• _Material supplied_:
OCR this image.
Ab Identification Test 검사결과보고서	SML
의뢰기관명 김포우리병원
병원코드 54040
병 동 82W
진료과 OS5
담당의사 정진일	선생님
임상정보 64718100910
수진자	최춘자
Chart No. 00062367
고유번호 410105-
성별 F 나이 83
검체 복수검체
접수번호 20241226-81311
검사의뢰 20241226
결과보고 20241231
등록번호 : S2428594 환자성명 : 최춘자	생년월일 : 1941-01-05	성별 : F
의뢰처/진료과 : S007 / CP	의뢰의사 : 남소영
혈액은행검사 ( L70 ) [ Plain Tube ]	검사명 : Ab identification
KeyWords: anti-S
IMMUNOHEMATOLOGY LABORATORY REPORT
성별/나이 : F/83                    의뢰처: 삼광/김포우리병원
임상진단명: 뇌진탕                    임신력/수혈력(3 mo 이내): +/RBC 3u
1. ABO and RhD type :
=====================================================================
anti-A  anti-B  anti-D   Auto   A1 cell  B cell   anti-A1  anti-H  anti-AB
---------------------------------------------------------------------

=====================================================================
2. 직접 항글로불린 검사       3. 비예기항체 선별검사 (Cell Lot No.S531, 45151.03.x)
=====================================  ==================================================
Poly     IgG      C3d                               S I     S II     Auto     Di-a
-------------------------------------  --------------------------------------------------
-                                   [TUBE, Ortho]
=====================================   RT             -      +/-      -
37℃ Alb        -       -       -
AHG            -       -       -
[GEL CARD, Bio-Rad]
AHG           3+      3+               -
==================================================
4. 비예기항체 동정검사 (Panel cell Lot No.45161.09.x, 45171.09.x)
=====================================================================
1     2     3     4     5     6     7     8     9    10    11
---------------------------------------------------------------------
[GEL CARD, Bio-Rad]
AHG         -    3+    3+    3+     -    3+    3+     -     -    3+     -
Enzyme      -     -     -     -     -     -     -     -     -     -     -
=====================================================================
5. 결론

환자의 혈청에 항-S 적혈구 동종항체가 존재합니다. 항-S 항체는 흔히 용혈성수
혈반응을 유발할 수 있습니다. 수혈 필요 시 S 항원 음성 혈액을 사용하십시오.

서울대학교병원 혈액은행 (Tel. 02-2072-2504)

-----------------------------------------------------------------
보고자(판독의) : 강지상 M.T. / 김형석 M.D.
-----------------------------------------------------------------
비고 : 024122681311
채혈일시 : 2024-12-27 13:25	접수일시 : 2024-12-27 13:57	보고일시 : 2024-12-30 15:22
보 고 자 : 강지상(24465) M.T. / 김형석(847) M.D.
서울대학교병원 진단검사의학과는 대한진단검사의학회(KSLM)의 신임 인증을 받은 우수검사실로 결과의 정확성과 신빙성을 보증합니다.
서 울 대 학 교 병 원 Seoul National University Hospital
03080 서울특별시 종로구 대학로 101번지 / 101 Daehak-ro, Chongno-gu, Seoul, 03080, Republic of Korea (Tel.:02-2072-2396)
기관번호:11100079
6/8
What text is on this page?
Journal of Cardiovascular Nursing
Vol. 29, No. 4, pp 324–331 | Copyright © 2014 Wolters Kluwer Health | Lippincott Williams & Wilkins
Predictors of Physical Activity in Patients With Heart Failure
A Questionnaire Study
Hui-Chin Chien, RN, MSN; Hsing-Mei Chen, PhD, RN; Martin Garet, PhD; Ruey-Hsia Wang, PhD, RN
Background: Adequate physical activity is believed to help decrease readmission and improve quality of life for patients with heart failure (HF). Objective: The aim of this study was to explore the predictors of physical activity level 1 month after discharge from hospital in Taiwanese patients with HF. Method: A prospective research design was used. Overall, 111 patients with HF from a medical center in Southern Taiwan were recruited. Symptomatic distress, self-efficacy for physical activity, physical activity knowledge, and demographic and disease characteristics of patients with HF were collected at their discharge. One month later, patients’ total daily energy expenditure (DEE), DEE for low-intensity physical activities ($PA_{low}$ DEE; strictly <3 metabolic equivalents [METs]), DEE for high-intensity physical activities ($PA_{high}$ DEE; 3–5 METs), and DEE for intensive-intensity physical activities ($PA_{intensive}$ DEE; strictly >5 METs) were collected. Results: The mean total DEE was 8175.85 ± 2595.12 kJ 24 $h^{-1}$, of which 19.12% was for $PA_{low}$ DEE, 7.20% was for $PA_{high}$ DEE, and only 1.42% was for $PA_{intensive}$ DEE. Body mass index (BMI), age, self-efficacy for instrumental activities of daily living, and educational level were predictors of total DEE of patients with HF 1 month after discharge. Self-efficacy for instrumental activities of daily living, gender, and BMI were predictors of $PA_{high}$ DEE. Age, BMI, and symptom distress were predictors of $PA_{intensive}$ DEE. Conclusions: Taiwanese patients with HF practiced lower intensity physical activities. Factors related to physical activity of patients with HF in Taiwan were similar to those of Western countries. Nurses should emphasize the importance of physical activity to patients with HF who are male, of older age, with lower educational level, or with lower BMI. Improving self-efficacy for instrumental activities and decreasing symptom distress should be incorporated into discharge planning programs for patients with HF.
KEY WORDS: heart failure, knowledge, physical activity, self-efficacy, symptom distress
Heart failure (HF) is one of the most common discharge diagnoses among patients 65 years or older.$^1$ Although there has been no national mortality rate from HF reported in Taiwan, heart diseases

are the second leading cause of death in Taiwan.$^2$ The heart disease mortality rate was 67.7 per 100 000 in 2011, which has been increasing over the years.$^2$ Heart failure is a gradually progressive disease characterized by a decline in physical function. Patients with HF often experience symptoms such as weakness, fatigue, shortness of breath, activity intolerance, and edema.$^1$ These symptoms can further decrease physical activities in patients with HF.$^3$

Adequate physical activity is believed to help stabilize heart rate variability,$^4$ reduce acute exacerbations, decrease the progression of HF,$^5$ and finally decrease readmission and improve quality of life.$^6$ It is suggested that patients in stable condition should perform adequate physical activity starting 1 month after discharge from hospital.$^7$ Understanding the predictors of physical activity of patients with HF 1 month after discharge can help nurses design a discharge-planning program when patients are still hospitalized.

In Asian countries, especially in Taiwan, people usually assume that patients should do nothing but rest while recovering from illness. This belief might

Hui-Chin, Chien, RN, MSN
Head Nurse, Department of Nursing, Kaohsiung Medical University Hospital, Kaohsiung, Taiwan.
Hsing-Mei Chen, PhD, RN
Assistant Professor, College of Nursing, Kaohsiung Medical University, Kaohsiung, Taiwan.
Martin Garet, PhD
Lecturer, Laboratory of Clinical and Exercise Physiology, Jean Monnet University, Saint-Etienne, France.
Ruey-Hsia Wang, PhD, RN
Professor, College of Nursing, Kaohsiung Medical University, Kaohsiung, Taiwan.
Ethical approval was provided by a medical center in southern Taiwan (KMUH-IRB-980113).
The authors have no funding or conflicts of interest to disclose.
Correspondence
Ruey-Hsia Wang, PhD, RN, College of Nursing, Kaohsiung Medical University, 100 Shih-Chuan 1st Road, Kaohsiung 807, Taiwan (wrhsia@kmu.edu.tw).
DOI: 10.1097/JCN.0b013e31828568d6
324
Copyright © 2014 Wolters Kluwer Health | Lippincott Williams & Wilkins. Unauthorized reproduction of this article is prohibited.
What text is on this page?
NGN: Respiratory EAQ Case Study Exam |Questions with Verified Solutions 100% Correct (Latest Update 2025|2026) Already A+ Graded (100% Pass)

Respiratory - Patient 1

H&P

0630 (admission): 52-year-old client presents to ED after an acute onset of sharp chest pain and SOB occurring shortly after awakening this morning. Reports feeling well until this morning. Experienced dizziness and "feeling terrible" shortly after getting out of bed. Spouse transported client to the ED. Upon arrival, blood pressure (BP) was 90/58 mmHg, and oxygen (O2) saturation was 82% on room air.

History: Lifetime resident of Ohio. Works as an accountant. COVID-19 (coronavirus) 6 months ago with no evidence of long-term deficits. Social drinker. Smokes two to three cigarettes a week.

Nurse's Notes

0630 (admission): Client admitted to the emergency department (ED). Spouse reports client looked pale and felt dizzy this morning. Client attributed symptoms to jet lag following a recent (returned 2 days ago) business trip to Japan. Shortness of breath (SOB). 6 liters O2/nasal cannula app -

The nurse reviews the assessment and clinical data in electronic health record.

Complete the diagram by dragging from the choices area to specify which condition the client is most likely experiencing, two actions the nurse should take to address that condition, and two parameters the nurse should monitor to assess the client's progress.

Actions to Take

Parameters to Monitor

• _Your objective_:
Report each line in the data that holds the word "Ruey".

• _Solved problem_:
Hui-Chin Chien, RN, MSN; Hsing-Mei Chen, PhD, RN; Martin Garet, PhD; Ruey-Hsia Wang, PhD, RN
Ruey-Hsia Wang, PhD, RN
Ruey-Hsia Wang, PhD, RN, College of Nursing, Kaohsiung Medical University, 100 Shih-Chuan 1st Road, Kaohsiung 807, Taiwan (wrhsia@kmu.edu.tw).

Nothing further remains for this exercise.